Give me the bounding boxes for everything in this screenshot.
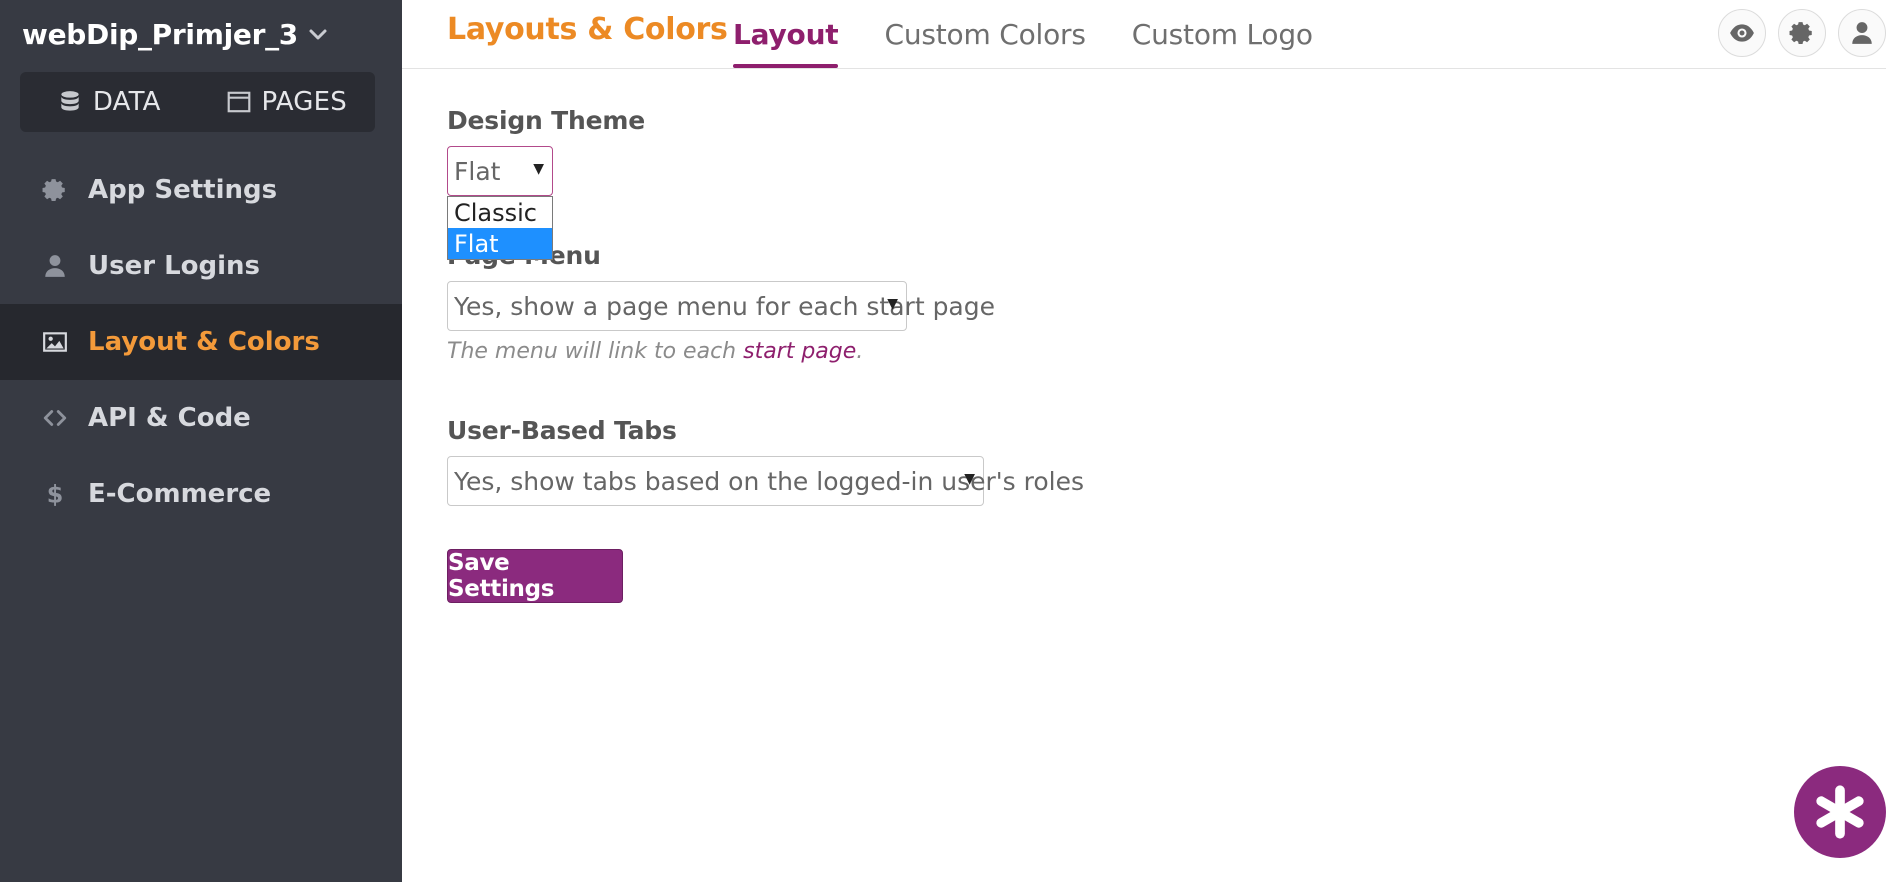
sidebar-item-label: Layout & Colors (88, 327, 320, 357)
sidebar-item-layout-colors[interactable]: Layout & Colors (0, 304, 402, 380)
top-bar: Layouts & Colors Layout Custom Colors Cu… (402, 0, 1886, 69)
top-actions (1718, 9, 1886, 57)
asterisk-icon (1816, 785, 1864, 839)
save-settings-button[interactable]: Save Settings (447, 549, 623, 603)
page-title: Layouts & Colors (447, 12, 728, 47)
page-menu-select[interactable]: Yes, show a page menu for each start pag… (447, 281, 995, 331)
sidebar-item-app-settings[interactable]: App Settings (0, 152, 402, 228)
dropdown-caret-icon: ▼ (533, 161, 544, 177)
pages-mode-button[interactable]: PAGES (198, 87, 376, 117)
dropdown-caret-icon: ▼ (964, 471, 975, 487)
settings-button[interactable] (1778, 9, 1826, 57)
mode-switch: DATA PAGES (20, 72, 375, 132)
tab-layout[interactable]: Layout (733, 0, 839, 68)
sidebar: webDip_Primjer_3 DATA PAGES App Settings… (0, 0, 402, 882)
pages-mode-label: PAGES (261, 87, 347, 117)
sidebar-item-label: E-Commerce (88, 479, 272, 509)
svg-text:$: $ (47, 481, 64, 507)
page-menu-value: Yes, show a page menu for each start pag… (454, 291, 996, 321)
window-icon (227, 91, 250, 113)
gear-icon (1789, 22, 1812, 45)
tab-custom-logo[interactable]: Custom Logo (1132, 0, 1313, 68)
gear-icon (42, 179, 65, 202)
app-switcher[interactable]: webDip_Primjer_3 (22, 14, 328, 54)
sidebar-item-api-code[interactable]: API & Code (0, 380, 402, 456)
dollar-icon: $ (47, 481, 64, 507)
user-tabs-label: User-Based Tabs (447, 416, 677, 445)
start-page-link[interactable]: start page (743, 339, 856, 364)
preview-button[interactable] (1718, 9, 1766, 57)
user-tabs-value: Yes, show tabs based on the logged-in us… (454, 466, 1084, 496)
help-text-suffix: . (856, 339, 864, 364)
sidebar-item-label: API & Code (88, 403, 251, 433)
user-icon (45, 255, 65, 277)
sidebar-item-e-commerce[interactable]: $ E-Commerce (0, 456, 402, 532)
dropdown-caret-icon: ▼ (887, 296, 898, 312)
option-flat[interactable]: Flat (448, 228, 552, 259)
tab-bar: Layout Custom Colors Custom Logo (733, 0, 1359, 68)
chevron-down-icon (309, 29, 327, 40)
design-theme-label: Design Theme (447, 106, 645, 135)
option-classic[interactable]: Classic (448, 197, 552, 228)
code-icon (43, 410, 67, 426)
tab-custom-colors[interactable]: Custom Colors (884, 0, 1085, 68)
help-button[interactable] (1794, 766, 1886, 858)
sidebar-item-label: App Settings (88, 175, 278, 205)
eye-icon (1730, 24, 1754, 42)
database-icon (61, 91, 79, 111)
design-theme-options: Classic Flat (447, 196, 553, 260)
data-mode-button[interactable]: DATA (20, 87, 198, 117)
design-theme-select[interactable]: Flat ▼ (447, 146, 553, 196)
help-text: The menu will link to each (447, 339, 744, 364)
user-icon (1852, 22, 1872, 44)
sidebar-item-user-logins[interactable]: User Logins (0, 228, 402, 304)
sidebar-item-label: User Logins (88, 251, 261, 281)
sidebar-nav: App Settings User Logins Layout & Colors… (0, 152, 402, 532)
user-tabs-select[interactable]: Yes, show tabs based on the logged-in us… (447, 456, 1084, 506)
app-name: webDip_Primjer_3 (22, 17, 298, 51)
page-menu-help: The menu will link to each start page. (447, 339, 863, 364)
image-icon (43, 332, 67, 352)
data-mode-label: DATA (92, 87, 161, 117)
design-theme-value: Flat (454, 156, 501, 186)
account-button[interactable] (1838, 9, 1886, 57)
--
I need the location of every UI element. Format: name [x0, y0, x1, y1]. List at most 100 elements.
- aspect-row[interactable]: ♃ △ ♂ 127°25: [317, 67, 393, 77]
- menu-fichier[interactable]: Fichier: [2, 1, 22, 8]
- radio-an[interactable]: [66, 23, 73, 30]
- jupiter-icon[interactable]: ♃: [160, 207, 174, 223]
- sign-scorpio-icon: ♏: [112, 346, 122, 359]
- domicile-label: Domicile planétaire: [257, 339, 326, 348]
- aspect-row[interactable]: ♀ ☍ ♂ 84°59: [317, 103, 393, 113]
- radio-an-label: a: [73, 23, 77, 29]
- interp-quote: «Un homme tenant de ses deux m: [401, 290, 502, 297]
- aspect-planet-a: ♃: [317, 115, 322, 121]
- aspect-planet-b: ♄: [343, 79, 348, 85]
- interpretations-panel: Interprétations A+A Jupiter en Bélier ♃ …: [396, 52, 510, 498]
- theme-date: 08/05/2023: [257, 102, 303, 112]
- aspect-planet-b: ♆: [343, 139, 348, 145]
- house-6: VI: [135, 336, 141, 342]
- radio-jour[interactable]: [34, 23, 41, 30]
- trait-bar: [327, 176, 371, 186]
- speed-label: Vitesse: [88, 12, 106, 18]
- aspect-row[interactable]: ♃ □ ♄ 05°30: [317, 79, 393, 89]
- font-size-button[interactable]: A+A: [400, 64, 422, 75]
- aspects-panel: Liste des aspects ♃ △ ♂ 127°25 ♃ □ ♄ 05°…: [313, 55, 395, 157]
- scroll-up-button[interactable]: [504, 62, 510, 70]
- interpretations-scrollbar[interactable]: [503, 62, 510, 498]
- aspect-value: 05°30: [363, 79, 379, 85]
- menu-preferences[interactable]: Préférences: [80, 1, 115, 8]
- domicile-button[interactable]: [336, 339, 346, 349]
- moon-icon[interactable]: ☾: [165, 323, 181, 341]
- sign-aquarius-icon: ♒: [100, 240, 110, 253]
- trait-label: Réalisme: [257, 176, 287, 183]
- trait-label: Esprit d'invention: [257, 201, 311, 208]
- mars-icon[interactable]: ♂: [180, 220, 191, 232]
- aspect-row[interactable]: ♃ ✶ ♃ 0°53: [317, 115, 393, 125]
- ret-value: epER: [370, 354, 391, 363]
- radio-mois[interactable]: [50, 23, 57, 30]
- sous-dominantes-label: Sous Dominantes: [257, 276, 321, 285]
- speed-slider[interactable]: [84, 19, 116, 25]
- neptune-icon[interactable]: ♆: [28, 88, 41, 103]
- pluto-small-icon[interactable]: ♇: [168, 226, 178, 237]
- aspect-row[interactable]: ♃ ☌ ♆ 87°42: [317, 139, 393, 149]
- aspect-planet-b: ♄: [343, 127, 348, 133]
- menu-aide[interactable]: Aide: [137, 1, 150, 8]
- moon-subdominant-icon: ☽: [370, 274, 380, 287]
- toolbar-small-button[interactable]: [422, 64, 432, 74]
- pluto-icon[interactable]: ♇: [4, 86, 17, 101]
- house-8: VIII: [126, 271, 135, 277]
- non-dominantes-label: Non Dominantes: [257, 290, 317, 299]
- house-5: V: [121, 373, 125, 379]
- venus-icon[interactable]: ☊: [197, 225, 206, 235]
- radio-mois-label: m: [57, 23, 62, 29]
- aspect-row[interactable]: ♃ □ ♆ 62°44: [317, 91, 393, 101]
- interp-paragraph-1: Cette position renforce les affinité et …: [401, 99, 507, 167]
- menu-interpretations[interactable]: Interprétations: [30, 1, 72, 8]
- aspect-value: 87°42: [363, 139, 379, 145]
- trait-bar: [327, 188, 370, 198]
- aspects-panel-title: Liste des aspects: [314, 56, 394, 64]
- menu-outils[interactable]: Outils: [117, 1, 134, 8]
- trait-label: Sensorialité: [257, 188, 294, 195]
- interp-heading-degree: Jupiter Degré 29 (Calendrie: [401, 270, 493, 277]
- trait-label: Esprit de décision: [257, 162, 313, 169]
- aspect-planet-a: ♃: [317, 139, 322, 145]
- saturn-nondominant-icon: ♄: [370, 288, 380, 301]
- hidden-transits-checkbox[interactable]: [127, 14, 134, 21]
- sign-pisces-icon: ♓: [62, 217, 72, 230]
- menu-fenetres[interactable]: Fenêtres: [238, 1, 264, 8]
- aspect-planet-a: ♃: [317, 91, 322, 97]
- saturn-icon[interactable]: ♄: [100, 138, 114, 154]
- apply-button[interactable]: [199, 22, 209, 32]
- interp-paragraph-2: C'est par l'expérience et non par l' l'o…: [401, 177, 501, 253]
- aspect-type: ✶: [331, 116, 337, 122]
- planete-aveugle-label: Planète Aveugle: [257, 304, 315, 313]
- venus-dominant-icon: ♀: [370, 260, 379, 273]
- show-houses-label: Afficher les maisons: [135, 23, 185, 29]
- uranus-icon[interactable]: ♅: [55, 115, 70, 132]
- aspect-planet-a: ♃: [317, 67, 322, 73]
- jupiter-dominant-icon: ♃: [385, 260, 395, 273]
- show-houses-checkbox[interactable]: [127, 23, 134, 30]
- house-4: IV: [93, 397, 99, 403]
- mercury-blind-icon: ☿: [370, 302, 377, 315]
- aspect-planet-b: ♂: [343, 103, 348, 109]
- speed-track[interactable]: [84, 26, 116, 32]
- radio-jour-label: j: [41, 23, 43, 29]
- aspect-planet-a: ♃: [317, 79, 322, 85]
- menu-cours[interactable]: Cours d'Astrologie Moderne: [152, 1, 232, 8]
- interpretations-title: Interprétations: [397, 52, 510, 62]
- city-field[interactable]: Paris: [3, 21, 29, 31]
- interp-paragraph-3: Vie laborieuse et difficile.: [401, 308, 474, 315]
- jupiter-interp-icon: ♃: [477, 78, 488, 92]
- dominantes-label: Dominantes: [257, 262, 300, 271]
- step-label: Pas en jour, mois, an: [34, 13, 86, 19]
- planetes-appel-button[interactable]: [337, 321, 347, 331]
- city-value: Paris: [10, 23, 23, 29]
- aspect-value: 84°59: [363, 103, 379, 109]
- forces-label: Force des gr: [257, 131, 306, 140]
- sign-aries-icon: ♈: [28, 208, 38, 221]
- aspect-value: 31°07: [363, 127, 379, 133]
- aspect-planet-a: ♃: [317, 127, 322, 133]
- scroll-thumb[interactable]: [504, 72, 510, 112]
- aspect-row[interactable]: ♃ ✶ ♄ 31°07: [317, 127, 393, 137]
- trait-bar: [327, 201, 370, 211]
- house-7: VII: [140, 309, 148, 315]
...
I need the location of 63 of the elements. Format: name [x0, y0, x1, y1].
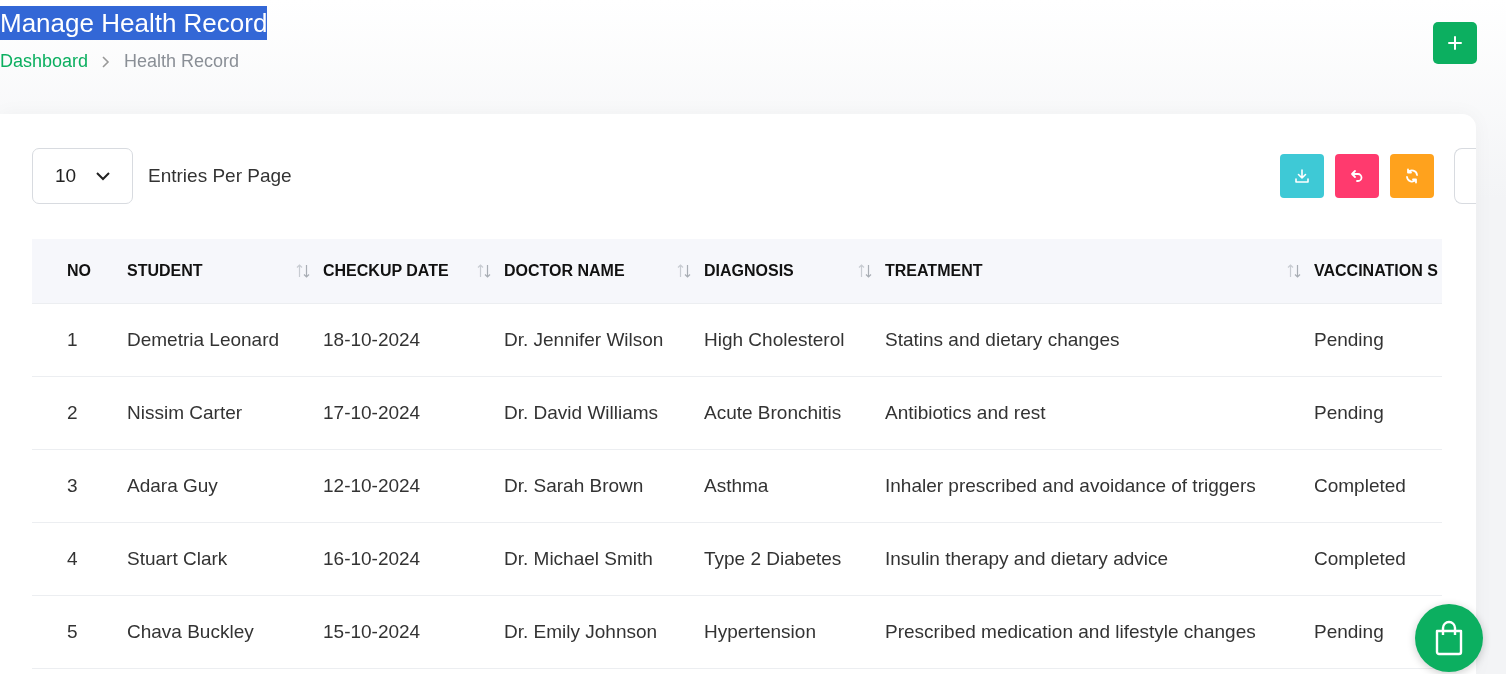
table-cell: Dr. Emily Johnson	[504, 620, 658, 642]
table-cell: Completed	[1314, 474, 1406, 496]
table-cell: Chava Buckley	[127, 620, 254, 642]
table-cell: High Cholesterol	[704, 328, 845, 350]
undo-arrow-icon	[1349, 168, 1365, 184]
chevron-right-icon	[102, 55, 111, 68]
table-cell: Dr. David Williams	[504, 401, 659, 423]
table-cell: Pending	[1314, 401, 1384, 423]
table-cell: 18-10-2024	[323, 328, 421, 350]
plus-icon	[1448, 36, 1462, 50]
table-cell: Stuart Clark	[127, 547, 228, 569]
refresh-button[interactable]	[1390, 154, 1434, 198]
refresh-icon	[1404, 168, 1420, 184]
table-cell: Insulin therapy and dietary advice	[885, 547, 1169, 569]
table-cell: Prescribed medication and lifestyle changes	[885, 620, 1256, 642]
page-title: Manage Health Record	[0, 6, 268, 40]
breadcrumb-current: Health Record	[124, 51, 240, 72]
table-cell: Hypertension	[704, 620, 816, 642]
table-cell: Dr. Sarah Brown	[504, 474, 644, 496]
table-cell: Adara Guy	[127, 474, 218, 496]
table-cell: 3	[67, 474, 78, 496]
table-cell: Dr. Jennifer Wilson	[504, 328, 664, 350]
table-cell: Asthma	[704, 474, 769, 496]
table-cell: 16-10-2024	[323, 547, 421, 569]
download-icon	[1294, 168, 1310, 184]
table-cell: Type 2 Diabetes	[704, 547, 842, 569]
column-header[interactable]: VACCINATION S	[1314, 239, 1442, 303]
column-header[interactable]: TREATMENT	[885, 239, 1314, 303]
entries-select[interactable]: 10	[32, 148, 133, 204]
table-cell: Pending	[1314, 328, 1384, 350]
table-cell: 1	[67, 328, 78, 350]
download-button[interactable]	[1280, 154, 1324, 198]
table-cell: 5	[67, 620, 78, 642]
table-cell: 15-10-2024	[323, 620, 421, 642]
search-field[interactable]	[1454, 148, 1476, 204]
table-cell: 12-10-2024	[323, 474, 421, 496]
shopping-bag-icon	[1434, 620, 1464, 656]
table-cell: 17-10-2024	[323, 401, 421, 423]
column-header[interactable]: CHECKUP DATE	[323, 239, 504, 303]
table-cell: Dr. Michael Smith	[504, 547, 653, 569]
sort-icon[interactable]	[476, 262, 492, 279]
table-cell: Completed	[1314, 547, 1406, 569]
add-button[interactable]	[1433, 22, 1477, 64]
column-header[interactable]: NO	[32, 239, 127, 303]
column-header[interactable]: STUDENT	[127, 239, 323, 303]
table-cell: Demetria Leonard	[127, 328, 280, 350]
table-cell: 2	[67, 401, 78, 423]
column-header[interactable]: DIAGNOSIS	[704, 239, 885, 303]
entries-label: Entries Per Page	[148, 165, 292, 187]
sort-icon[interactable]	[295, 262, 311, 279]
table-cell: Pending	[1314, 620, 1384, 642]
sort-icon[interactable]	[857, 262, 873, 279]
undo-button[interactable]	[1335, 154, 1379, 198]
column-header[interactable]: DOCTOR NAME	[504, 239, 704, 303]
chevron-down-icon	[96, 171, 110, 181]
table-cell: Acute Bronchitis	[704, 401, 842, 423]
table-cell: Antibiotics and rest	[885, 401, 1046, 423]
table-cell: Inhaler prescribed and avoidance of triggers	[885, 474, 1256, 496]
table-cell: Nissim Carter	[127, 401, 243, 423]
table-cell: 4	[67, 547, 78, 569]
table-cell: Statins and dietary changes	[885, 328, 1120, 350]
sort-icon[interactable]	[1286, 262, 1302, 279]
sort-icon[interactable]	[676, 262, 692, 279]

STATED TASK
Quote verbatim the lines above, from the line containing "sidebar-item-label: Layout &" up to and including the line containing "pages-mode-button[interactable]: PAGES (198, 87, 376, 117)".

OUTPUT FOR THIS EXERCISE
sidebar-item-label: Layout & Colors (88, 327, 320, 357)
sidebar-item-layout-colors[interactable]: Layout & Colors (0, 304, 402, 380)
top-bar: Layouts & Colors Layout Custom Colors Cu… (402, 0, 1886, 69)
top-actions (1718, 9, 1886, 57)
asterisk-icon (1816, 785, 1864, 839)
save-settings-button[interactable]: Save Settings (447, 549, 623, 603)
page-title: Layouts & Colors (447, 12, 728, 47)
page-menu-select[interactable]: Yes, show a page menu for each start pag… (447, 281, 995, 331)
sidebar-item-app-settings[interactable]: App Settings (0, 152, 402, 228)
dropdown-caret-icon: ▼ (533, 161, 544, 177)
pages-mode-button[interactable]: PAGES (198, 87, 376, 117)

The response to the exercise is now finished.